* _Task prompt_
Copy each line with the word "charcoal" in it.

start Records supplied

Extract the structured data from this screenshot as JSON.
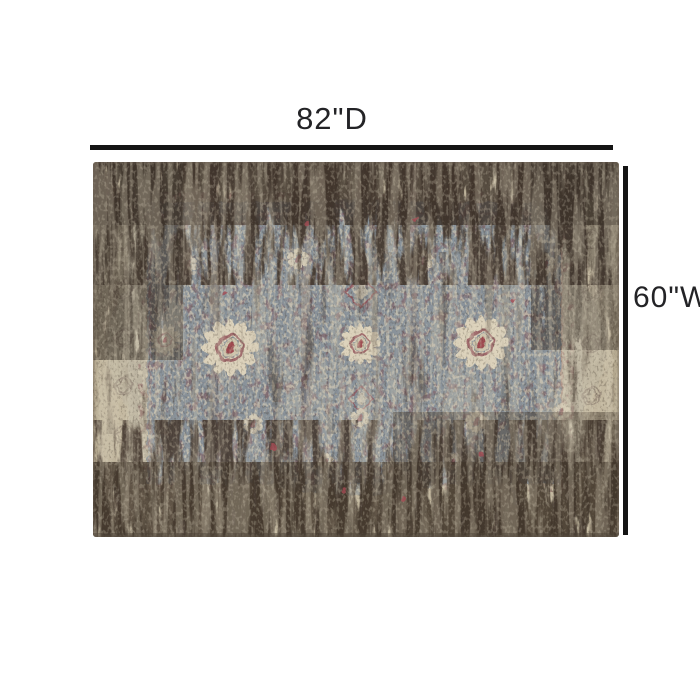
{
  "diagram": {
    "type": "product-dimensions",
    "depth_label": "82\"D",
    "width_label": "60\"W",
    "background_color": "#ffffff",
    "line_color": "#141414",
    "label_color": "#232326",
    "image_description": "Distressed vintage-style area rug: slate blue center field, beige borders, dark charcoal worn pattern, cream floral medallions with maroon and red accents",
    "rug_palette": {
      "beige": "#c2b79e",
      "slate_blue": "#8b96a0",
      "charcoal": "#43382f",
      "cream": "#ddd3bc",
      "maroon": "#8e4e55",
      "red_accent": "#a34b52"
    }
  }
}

end Records supplied
start Records supplied

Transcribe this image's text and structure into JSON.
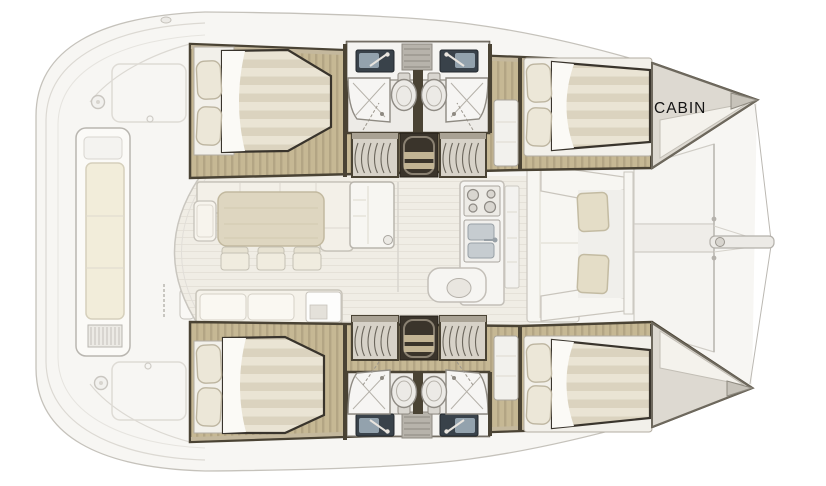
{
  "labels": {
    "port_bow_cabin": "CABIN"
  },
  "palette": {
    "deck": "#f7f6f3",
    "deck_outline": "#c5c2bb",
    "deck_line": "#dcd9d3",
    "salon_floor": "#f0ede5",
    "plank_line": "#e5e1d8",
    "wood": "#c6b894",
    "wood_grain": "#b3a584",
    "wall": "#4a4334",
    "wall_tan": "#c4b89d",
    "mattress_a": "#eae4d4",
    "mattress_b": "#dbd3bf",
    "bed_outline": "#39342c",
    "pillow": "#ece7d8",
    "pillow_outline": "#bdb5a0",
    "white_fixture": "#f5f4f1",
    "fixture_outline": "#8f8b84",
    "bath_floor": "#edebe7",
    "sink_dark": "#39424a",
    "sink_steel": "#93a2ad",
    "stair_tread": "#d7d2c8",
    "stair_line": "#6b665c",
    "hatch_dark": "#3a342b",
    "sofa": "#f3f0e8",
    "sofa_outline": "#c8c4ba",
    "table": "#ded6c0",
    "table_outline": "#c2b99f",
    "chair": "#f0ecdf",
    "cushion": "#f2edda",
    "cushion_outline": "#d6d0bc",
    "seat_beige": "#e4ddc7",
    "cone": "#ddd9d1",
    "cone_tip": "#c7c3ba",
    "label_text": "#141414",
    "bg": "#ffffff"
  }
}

end Records supplied

* _Response_
    "image_description": "Distressed vintage-style area rug: slate blue center field, beige borders, dark charcoal worn pattern, cream floral medallions with maroon and red accents",
      "charcoal": "#43382f",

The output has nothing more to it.